* Problem description: Reproduce the full listing below unchanged, apart from the pictures.

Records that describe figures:
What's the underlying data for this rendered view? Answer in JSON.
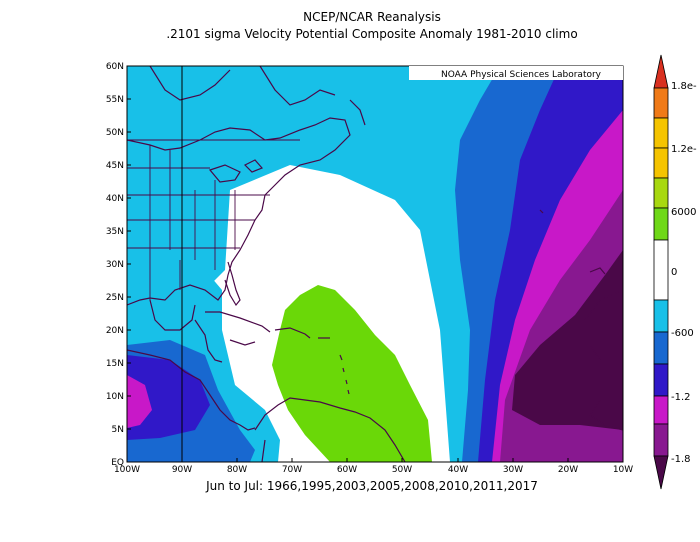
{
  "header": {
    "title": "NCEP/NCAR Reanalysis",
    "subtitle": ".2101 sigma Velocity Potential  Composite Anomaly 1981-2010 climo"
  },
  "credit": "NOAA Physical Sciences Laboratory",
  "footer": "Jun to Jul: 1966,1995,2003,2005,2008,2010,2011,2017",
  "map": {
    "lat_labels": [
      "EQ",
      "5N",
      "10N",
      "15N",
      "20N",
      "25N",
      "30N",
      "35N",
      "40N",
      "45N",
      "50N",
      "55N",
      "60N"
    ],
    "lon_labels": [
      "100W",
      "90W",
      "80W",
      "70W",
      "60W",
      "50W",
      "40W",
      "30W",
      "20W",
      "10W"
    ]
  },
  "colorbar": {
    "labels": [
      "1.8e-",
      "1.2e-",
      "6000",
      "0",
      "-600",
      "-1.2",
      "-1.8"
    ],
    "colors": [
      "#d93020",
      "#f07a18",
      "#f5c400",
      "#6fd818",
      "#ffffff",
      "#18c0e8",
      "#1868d0",
      "#3018c8",
      "#c818c8",
      "#881890",
      "#4a0848"
    ]
  },
  "shading_colors": {
    "light_blue": "#18c0e8",
    "blue": "#1868d0",
    "dark_blue": "#3018c8",
    "magenta": "#c818c8",
    "purple": "#881890",
    "dark_purple": "#4a0848",
    "green": "#6ad808",
    "coast": "#4a0848"
  }
}
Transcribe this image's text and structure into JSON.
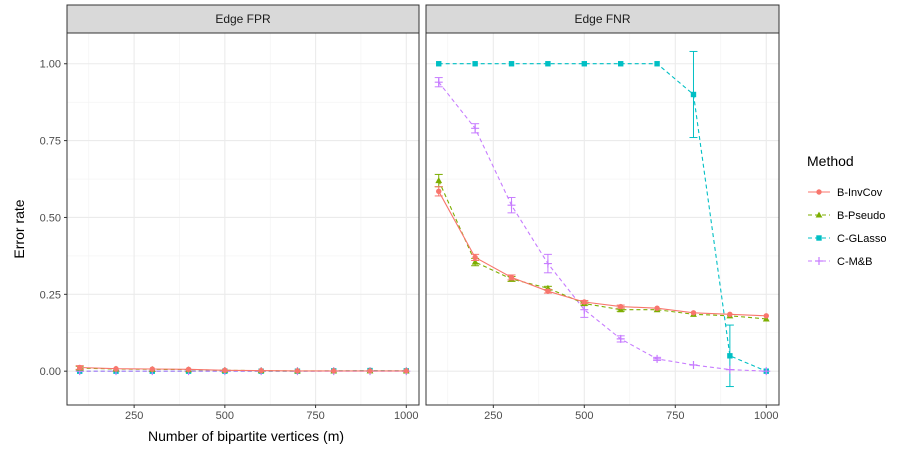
{
  "chart_data": {
    "type": "line",
    "xlabel": "Number of bipartite vertices (m)",
    "ylabel": "Error rate",
    "x_ticks": [
      "250",
      "500",
      "750",
      "1000"
    ],
    "y_ticks": [
      "0.00",
      "0.25",
      "0.50",
      "0.75",
      "1.00"
    ],
    "xlim": [
      65,
      1035
    ],
    "ylim": [
      -0.11,
      1.1
    ],
    "grid": true,
    "legend": {
      "title": "Method",
      "position": "right"
    },
    "x": [
      100,
      200,
      300,
      400,
      500,
      600,
      700,
      800,
      900,
      1000
    ],
    "series": [
      {
        "name": "B-InvCov",
        "color": "#F8766D",
        "marker": "circle",
        "dash": "solid"
      },
      {
        "name": "B-Pseudo",
        "color": "#7CAE00",
        "marker": "triangle",
        "dash": "dashed"
      },
      {
        "name": "C-GLasso",
        "color": "#00BFC4",
        "marker": "square",
        "dash": "dashed"
      },
      {
        "name": "C-M&B",
        "color": "#C77CFF",
        "marker": "plus",
        "dash": "dashed"
      }
    ],
    "panels": [
      {
        "title": "Edge FPR",
        "values": {
          "B-InvCov": [
            0.012,
            0.008,
            0.007,
            0.006,
            0.003,
            0.002,
            0.001,
            0.001,
            0.001,
            0.001
          ],
          "B-Pseudo": [
            0.01,
            0.007,
            0.006,
            0.005,
            0.003,
            0.002,
            0.001,
            0.001,
            0.001,
            0.001
          ],
          "C-GLasso": [
            0.0,
            0.0,
            0.0,
            0.0,
            0.0,
            0.0,
            0.0,
            0.001,
            0.002,
            0.001
          ],
          "C-M&B": [
            0.0,
            0.0,
            0.0,
            0.0,
            0.0,
            0.0,
            0.0,
            0.0,
            0.0,
            0.0
          ]
        },
        "errors": {
          "B-InvCov": [
            0.006,
            0.003,
            0.003,
            0.002,
            0.002,
            0.001,
            0.001,
            0.001,
            0.001,
            0.001
          ],
          "B-Pseudo": [
            0.006,
            0.003,
            0.003,
            0.002,
            0.002,
            0.001,
            0.001,
            0.001,
            0.001,
            0.001
          ],
          "C-GLasso": [
            0,
            0,
            0,
            0,
            0,
            0,
            0,
            0.001,
            0.002,
            0.001
          ],
          "C-M&B": [
            0.003,
            0.002,
            0.002,
            0.002,
            0.001,
            0.001,
            0.001,
            0.001,
            0.001,
            0.001
          ]
        }
      },
      {
        "title": "Edge FNR",
        "values": {
          "B-InvCov": [
            0.585,
            0.37,
            0.305,
            0.26,
            0.225,
            0.21,
            0.205,
            0.19,
            0.185,
            0.18
          ],
          "B-Pseudo": [
            0.62,
            0.355,
            0.3,
            0.27,
            0.22,
            0.2,
            0.2,
            0.185,
            0.18,
            0.17
          ],
          "C-GLasso": [
            1.0,
            1.0,
            1.0,
            1.0,
            1.0,
            1.0,
            1.0,
            0.9,
            0.05,
            0.0
          ],
          "C-M&B": [
            0.94,
            0.79,
            0.54,
            0.35,
            0.2,
            0.105,
            0.04,
            0.02,
            0.005,
            0.0
          ]
        },
        "errors": {
          "B-InvCov": [
            0.015,
            0.01,
            0.008,
            0.006,
            0.005,
            0.005,
            0.004,
            0.004,
            0.004,
            0.004
          ],
          "B-Pseudo": [
            0.02,
            0.012,
            0.008,
            0.006,
            0.005,
            0.005,
            0.004,
            0.004,
            0.004,
            0.004
          ],
          "C-GLasso": [
            0,
            0,
            0,
            0,
            0,
            0,
            0,
            0.14,
            0.1,
            0.0
          ],
          "C-M&B": [
            0.015,
            0.015,
            0.025,
            0.03,
            0.025,
            0.01,
            0.005,
            0.003,
            0.002,
            0.001
          ]
        }
      }
    ]
  }
}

* Solution:
What's the underlying data for this rendered view? Answer in JSON.
{
  "header": {
    "title": "NCEP/NCAR Reanalysis",
    "subtitle": ".2101 sigma Velocity Potential  Composite Anomaly 1981-2010 climo"
  },
  "credit": "NOAA Physical Sciences Laboratory",
  "footer": "Jun to Jul: 1966,1995,2003,2005,2008,2010,2011,2017",
  "map": {
    "lat_labels": [
      "EQ",
      "5N",
      "10N",
      "15N",
      "20N",
      "25N",
      "30N",
      "35N",
      "40N",
      "45N",
      "50N",
      "55N",
      "60N"
    ],
    "lon_labels": [
      "100W",
      "90W",
      "80W",
      "70W",
      "60W",
      "50W",
      "40W",
      "30W",
      "20W",
      "10W"
    ]
  },
  "colorbar": {
    "labels": [
      "1.8e-",
      "1.2e-",
      "6000",
      "0",
      "-600",
      "-1.2",
      "-1.8"
    ],
    "colors": [
      "#d93020",
      "#f07a18",
      "#f5c400",
      "#6fd818",
      "#ffffff",
      "#18c0e8",
      "#1868d0",
      "#3018c8",
      "#c818c8",
      "#881890",
      "#4a0848"
    ]
  },
  "shading_colors": {
    "light_blue": "#18c0e8",
    "blue": "#1868d0",
    "dark_blue": "#3018c8",
    "magenta": "#c818c8",
    "purple": "#881890",
    "dark_purple": "#4a0848",
    "green": "#6ad808",
    "coast": "#4a0848"
  }
}
Transcribe this image's text and structure into JSON.
{
  "chart_data": {
    "type": "line",
    "xlabel": "Number of bipartite vertices (m)",
    "ylabel": "Error rate",
    "x_ticks": [
      "250",
      "500",
      "750",
      "1000"
    ],
    "y_ticks": [
      "0.00",
      "0.25",
      "0.50",
      "0.75",
      "1.00"
    ],
    "xlim": [
      65,
      1035
    ],
    "ylim": [
      -0.11,
      1.1
    ],
    "grid": true,
    "legend": {
      "title": "Method",
      "position": "right"
    },
    "x": [
      100,
      200,
      300,
      400,
      500,
      600,
      700,
      800,
      900,
      1000
    ],
    "series": [
      {
        "name": "B-InvCov",
        "color": "#F8766D",
        "marker": "circle",
        "dash": "solid"
      },
      {
        "name": "B-Pseudo",
        "color": "#7CAE00",
        "marker": "triangle",
        "dash": "dashed"
      },
      {
        "name": "C-GLasso",
        "color": "#00BFC4",
        "marker": "square",
        "dash": "dashed"
      },
      {
        "name": "C-M&B",
        "color": "#C77CFF",
        "marker": "plus",
        "dash": "dashed"
      }
    ],
    "panels": [
      {
        "title": "Edge FPR",
        "values": {
          "B-InvCov": [
            0.012,
            0.008,
            0.007,
            0.006,
            0.003,
            0.002,
            0.001,
            0.001,
            0.001,
            0.001
          ],
          "B-Pseudo": [
            0.01,
            0.007,
            0.006,
            0.005,
            0.003,
            0.002,
            0.001,
            0.001,
            0.001,
            0.001
          ],
          "C-GLasso": [
            0.0,
            0.0,
            0.0,
            0.0,
            0.0,
            0.0,
            0.0,
            0.001,
            0.002,
            0.001
          ],
          "C-M&B": [
            0.0,
            0.0,
            0.0,
            0.0,
            0.0,
            0.0,
            0.0,
            0.0,
            0.0,
            0.0
          ]
        },
        "errors": {
          "B-InvCov": [
            0.006,
            0.003,
            0.003,
            0.002,
            0.002,
            0.001,
            0.001,
            0.001,
            0.001,
            0.001
          ],
          "B-Pseudo": [
            0.006,
            0.003,
            0.003,
            0.002,
            0.002,
            0.001,
            0.001,
            0.001,
            0.001,
            0.001
          ],
          "C-GLasso": [
            0,
            0,
            0,
            0,
            0,
            0,
            0,
            0.001,
            0.002,
            0.001
          ],
          "C-M&B": [
            0.003,
            0.002,
            0.002,
            0.002,
            0.001,
            0.001,
            0.001,
            0.001,
            0.001,
            0.001
          ]
        }
      },
      {
        "title": "Edge FNR",
        "values": {
          "B-InvCov": [
            0.585,
            0.37,
            0.305,
            0.26,
            0.225,
            0.21,
            0.205,
            0.19,
            0.185,
            0.18
          ],
          "B-Pseudo": [
            0.62,
            0.355,
            0.3,
            0.27,
            0.22,
            0.2,
            0.2,
            0.185,
            0.18,
            0.17
          ],
          "C-GLasso": [
            1.0,
            1.0,
            1.0,
            1.0,
            1.0,
            1.0,
            1.0,
            0.9,
            0.05,
            0.0
          ],
          "C-M&B": [
            0.94,
            0.79,
            0.54,
            0.35,
            0.2,
            0.105,
            0.04,
            0.02,
            0.005,
            0.0
          ]
        },
        "errors": {
          "B-InvCov": [
            0.015,
            0.01,
            0.008,
            0.006,
            0.005,
            0.005,
            0.004,
            0.004,
            0.004,
            0.004
          ],
          "B-Pseudo": [
            0.02,
            0.012,
            0.008,
            0.006,
            0.005,
            0.005,
            0.004,
            0.004,
            0.004,
            0.004
          ],
          "C-GLasso": [
            0,
            0,
            0,
            0,
            0,
            0,
            0,
            0.14,
            0.1,
            0.0
          ],
          "C-M&B": [
            0.015,
            0.015,
            0.025,
            0.03,
            0.025,
            0.01,
            0.005,
            0.003,
            0.002,
            0.001
          ]
        }
      }
    ]
  }
}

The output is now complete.